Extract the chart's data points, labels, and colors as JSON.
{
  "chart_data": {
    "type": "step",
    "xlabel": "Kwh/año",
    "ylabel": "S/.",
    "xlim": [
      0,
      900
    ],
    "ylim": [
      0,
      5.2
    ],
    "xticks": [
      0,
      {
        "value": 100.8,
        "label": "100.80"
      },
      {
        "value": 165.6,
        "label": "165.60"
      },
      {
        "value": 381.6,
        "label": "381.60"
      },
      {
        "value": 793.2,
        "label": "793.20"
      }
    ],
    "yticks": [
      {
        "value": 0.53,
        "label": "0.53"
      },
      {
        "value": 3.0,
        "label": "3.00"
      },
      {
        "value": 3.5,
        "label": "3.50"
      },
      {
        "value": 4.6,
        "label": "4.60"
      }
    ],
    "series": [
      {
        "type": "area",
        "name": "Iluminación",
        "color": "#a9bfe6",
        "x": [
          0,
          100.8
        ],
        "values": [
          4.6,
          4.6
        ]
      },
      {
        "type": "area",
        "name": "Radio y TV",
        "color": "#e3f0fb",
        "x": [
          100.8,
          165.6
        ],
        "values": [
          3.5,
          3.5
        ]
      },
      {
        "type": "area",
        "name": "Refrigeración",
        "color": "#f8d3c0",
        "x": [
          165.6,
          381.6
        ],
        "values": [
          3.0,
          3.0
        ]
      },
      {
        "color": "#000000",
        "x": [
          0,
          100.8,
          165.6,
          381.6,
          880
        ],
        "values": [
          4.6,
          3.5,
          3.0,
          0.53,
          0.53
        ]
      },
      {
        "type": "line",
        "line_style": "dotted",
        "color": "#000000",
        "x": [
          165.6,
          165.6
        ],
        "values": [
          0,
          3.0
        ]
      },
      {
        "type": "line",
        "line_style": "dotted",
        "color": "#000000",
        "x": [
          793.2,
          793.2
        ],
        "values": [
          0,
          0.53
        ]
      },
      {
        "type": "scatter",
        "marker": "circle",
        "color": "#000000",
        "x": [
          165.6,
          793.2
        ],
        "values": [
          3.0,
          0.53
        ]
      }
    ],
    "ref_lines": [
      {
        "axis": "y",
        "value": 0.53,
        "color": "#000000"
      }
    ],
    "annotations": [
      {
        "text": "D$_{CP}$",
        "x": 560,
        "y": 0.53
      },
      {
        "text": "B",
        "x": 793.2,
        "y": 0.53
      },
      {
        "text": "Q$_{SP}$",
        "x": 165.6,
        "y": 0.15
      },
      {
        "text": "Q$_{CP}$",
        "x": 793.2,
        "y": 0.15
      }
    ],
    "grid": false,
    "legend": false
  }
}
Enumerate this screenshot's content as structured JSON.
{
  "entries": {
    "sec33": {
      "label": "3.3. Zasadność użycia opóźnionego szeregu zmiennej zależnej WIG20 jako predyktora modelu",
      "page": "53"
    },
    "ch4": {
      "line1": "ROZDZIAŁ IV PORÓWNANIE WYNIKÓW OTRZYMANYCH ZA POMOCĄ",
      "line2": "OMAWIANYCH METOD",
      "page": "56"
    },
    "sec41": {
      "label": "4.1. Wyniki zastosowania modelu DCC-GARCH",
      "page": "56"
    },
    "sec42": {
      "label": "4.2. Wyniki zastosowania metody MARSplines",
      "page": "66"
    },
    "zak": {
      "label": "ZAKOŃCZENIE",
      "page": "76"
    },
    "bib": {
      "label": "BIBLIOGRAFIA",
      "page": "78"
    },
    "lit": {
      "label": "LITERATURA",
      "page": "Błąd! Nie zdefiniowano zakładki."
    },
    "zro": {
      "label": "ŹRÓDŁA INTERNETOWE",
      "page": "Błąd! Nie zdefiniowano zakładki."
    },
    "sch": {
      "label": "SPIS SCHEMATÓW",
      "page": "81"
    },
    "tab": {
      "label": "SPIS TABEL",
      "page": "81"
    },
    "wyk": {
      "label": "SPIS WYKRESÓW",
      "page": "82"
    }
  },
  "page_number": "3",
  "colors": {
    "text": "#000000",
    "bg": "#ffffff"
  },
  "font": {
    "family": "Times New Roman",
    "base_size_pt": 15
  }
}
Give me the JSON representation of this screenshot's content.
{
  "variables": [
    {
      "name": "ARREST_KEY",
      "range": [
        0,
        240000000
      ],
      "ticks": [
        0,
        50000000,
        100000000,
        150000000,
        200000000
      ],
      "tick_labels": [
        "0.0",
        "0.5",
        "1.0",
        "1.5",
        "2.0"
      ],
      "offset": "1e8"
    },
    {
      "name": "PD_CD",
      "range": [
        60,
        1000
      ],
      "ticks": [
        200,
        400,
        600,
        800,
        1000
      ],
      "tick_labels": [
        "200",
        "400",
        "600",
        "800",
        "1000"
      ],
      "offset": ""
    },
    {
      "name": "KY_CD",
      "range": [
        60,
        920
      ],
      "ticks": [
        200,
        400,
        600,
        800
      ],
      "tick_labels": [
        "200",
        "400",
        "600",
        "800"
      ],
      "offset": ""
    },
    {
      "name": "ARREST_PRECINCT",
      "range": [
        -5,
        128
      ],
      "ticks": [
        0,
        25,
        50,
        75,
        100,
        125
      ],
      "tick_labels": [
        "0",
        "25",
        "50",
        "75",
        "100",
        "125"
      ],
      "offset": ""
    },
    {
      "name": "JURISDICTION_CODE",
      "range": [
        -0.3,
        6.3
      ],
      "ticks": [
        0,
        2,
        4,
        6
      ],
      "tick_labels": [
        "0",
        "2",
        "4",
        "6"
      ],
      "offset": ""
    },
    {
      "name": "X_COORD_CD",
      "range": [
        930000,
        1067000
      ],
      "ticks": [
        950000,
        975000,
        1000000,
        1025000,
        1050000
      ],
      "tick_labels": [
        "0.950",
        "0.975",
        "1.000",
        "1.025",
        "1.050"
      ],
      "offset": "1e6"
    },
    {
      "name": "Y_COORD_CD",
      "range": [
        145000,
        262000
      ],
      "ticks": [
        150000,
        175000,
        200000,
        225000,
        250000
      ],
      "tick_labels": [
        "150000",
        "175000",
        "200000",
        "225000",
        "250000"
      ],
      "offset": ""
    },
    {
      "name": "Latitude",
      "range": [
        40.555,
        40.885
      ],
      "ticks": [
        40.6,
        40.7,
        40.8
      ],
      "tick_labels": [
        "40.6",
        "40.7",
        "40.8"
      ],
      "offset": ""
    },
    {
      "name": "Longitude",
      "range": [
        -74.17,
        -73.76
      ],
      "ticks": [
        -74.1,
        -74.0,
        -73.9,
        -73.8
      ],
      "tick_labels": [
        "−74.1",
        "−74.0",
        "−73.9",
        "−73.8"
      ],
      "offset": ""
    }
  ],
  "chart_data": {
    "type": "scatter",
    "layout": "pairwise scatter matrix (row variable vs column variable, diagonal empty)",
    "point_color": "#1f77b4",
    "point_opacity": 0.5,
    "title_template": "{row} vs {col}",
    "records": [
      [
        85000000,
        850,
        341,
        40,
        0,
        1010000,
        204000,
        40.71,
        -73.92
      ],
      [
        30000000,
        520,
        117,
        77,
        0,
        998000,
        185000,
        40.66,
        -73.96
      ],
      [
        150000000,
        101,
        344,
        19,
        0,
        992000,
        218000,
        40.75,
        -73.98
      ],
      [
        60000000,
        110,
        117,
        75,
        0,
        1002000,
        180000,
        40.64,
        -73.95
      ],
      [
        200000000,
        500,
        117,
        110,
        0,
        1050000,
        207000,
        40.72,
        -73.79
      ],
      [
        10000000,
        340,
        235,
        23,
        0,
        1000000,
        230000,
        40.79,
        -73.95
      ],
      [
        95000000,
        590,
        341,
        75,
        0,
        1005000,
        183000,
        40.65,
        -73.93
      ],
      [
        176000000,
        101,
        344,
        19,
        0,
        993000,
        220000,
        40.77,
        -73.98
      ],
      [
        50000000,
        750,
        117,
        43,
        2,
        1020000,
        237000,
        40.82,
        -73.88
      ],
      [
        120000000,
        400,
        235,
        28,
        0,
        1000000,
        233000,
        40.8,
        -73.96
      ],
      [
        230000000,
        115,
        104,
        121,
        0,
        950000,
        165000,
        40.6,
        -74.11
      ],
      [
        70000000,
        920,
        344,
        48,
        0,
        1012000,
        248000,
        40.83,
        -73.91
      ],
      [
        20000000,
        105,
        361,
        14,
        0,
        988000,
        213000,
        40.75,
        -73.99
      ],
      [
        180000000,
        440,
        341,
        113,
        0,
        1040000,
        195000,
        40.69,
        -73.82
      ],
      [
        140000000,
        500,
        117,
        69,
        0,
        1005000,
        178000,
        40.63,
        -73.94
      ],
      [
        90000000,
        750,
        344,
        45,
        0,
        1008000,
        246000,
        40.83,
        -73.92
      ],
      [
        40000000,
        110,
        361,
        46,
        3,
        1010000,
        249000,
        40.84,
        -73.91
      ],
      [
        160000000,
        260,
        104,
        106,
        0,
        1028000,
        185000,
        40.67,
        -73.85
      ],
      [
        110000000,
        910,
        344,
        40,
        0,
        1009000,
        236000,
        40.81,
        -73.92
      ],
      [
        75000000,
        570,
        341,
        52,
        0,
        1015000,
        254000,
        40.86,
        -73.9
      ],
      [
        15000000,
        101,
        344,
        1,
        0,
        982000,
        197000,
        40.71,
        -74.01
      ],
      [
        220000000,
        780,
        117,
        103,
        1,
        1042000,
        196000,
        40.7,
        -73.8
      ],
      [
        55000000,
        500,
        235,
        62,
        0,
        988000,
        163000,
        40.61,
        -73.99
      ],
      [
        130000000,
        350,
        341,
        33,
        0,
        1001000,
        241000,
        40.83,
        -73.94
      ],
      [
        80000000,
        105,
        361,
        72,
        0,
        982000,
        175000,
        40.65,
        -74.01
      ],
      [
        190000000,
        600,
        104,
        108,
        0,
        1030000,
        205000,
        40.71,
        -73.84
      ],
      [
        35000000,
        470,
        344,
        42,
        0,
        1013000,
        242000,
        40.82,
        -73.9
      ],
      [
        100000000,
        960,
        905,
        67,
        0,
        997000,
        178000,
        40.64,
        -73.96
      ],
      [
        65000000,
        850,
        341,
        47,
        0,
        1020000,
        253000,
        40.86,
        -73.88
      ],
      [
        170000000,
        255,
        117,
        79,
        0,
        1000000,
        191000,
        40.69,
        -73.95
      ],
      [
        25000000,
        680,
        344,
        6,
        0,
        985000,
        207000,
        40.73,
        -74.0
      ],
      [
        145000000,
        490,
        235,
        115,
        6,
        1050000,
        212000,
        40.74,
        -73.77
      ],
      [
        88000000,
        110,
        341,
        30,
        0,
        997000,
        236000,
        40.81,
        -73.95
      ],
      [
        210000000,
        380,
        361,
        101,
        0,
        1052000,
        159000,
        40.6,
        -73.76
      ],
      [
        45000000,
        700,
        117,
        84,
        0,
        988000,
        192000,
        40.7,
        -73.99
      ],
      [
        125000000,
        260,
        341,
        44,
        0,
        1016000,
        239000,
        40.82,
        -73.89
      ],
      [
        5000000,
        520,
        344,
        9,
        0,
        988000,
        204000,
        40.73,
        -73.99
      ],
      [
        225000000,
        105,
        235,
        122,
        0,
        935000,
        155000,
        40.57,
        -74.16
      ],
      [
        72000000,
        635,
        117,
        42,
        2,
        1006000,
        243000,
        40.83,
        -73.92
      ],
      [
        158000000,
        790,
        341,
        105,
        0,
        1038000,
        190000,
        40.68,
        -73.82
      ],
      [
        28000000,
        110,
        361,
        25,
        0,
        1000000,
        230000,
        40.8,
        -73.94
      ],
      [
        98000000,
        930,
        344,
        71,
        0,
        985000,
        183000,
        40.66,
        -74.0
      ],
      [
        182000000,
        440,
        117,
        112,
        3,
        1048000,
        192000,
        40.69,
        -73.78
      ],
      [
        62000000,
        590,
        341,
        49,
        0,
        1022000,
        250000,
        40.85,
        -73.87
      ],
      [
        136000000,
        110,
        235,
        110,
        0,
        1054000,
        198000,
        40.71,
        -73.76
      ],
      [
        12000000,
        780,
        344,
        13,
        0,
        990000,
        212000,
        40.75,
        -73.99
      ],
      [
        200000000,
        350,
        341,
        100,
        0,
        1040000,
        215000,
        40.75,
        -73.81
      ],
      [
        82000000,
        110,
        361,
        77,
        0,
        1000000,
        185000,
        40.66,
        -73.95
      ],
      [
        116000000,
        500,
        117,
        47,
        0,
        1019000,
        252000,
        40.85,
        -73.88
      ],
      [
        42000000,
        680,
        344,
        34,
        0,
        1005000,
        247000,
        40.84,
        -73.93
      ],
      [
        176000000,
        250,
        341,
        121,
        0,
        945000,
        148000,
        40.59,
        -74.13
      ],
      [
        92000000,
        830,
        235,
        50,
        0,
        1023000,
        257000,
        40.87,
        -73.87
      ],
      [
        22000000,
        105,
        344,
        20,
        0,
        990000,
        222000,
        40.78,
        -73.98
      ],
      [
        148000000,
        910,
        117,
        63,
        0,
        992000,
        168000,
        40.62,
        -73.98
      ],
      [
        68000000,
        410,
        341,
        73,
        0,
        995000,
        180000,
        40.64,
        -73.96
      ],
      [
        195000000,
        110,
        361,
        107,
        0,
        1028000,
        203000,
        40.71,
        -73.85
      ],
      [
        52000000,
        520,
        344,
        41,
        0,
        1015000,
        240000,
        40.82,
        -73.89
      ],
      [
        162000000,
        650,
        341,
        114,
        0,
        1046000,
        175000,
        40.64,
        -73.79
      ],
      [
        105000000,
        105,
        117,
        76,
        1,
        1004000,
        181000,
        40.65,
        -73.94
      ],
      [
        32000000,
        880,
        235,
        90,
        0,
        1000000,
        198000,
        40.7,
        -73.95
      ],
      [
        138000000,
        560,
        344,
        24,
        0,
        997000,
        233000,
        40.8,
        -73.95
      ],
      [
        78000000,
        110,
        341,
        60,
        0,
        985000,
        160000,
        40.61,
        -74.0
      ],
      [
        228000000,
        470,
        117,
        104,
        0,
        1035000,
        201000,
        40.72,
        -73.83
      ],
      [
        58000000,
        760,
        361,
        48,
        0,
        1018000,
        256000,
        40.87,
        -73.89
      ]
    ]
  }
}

> _WHAT IS REQUIRED_:
In the entries above, find each line with the word "scatter" and copy it.

> _ANSWER FOR THIS EXERCISE_:
        "type": "scatter",
    "type": "scatter",
    "layout": "pairwise scatter matrix (row variable vs column variable, diagonal empty)",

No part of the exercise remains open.